Part of a data file
* Start *

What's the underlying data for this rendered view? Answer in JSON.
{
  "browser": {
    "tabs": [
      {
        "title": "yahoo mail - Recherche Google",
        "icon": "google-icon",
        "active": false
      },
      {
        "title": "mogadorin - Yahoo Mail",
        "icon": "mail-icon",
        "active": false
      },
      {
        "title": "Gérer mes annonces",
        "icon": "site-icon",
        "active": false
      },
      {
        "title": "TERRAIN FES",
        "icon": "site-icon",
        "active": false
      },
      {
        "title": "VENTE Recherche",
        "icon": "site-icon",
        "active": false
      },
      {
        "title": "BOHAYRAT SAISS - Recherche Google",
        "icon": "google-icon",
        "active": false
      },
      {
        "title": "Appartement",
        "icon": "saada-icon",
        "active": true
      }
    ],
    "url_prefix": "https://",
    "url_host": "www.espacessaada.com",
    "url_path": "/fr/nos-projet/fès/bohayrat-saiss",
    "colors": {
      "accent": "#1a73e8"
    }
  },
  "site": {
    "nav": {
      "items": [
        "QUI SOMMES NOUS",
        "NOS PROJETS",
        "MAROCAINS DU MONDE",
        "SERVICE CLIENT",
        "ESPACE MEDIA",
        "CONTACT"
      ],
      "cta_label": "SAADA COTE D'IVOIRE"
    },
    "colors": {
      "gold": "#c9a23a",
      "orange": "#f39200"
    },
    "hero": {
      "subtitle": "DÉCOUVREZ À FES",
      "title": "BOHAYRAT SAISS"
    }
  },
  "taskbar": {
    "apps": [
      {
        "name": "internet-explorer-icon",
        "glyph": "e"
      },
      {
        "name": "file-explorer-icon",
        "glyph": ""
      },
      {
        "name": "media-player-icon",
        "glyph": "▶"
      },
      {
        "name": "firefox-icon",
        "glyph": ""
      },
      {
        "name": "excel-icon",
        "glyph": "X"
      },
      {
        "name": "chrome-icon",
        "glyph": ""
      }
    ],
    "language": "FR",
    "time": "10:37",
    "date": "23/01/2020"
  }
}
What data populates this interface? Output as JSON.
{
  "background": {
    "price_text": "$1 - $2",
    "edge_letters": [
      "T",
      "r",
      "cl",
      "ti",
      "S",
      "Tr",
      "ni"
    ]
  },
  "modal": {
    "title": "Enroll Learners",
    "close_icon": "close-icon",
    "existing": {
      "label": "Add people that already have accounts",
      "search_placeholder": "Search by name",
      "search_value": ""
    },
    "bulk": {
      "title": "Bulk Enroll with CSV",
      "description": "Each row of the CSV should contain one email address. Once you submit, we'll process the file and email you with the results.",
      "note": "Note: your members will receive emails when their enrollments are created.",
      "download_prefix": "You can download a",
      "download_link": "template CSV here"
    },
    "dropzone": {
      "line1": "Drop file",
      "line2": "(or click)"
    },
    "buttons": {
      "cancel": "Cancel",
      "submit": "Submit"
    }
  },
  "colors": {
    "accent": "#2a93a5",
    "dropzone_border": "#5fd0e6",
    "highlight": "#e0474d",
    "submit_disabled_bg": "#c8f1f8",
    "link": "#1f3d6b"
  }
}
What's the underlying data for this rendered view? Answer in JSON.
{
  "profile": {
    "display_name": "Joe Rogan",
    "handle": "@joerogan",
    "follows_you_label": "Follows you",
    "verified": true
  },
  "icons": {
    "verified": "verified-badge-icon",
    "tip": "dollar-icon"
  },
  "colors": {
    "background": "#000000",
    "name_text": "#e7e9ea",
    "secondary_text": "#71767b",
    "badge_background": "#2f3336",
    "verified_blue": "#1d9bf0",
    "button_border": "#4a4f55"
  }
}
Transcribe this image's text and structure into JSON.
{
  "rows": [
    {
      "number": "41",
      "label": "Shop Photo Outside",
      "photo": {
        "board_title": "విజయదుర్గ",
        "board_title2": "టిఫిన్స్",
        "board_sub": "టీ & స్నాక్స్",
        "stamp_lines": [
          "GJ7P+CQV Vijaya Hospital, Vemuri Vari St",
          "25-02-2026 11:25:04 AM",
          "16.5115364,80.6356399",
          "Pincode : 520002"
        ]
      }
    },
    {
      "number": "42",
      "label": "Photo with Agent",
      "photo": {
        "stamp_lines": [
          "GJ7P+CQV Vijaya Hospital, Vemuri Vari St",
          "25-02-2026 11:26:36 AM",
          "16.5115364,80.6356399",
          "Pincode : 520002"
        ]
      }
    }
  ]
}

* End *

WRITTEN REQUEST
Transcribe each record exactly. Leave nothing out.

SOLUTION FOR THIS PROBLEM
What's the underlying data for this rendered view? Answer in JSON.
{
  "browser": {
    "tabs": [
      {
        "title": "yahoo mail - Recherche Google",
        "icon": "google-icon",
        "active": false
      },
      {
        "title": "mogadorin - Yahoo Mail",
        "icon": "mail-icon",
        "active": false
      },
      {
        "title": "Gérer mes annonces",
        "icon": "site-icon",
        "active": false
      },
      {
        "title": "TERRAIN FES",
        "icon": "site-icon",
        "active": false
      },
      {
        "title": "VENTE Recherche",
        "icon": "site-icon",
        "active": false
      },
      {
        "title": "BOHAYRAT SAISS - Recherche Google",
        "icon": "google-icon",
        "active": false
      },
      {
        "title": "Appartement",
        "icon": "saada-icon",
        "active": true
      }
    ],
    "url_prefix": "https://",
    "url_host": "www.espacessaada.com",
    "url_path": "/fr/nos-projet/fès/bohayrat-saiss",
    "colors": {
      "accent": "#1a73e8"
    }
  },
  "site": {
    "nav": {
      "items": [
        "QUI SOMMES NOUS",
        "NOS PROJETS",
        "MAROCAINS DU MONDE",
        "SERVICE CLIENT",
        "ESPACE MEDIA",
        "CONTACT"
      ],
      "cta_label": "SAADA COTE D'IVOIRE"
    },
    "colors": {
      "gold": "#c9a23a",
      "orange": "#f39200"
    },
    "hero": {
      "subtitle": "DÉCOUVREZ À FES",
      "title": "BOHAYRAT SAISS"
    }
  },
  "taskbar": {
    "apps": [
      {
        "name": "internet-explorer-icon",
        "glyph": "e"
      },
      {
        "name": "file-explorer-icon",
        "glyph": ""
      },
      {
        "name": "media-player-icon",
        "glyph": "▶"
      },
      {
        "name": "firefox-icon",
        "glyph": ""
      },
      {
        "name": "excel-icon",
        "glyph": "X"
      },
      {
        "name": "chrome-icon",
        "glyph": ""
      }
    ],
    "language": "FR",
    "time": "10:37",
    "date": "23/01/2020"
  }
}
What data populates this interface? Output as JSON.
{
  "background": {
    "price_text": "$1 - $2",
    "edge_letters": [
      "T",
      "r",
      "cl",
      "ti",
      "S",
      "Tr",
      "ni"
    ]
  },
  "modal": {
    "title": "Enroll Learners",
    "close_icon": "close-icon",
    "existing": {
      "label": "Add people that already have accounts",
      "search_placeholder": "Search by name",
      "search_value": ""
    },
    "bulk": {
      "title": "Bulk Enroll with CSV",
      "description": "Each row of the CSV should contain one email address. Once you submit, we'll process the file and email you with the results.",
      "note": "Note: your members will receive emails when their enrollments are created.",
      "download_prefix": "You can download a",
      "download_link": "template CSV here"
    },
    "dropzone": {
      "line1": "Drop file",
      "line2": "(or click)"
    },
    "buttons": {
      "cancel": "Cancel",
      "submit": "Submit"
    }
  },
  "colors": {
    "accent": "#2a93a5",
    "dropzone_border": "#5fd0e6",
    "highlight": "#e0474d",
    "submit_disabled_bg": "#c8f1f8",
    "link": "#1f3d6b"
  }
}
What's the underlying data for this rendered view? Answer in JSON.
{
  "profile": {
    "display_name": "Joe Rogan",
    "handle": "@joerogan",
    "follows_you_label": "Follows you",
    "verified": true
  },
  "icons": {
    "verified": "verified-badge-icon",
    "tip": "dollar-icon"
  },
  "colors": {
    "background": "#000000",
    "name_text": "#e7e9ea",
    "secondary_text": "#71767b",
    "badge_background": "#2f3336",
    "verified_blue": "#1d9bf0",
    "button_border": "#4a4f55"
  }
}
Transcribe this image's text and structure into JSON.
{
  "rows": [
    {
      "number": "41",
      "label": "Shop Photo Outside",
      "photo": {
        "board_title": "విజయదుర్గ",
        "board_title2": "టిఫిన్స్",
        "board_sub": "టీ & స్నాక్స్",
        "stamp_lines": [
          "GJ7P+CQV Vijaya Hospital, Vemuri Vari St",
          "25-02-2026 11:25:04 AM",
          "16.5115364,80.6356399",
          "Pincode : 520002"
        ]
      }
    },
    {
      "number": "42",
      "label": "Photo with Agent",
      "photo": {
        "stamp_lines": [
          "GJ7P+CQV Vijaya Hospital, Vemuri Vari St",
          "25-02-2026 11:26:36 AM",
          "16.5115364,80.6356399",
          "Pincode : 520002"
        ]
      }
    }
  ]
}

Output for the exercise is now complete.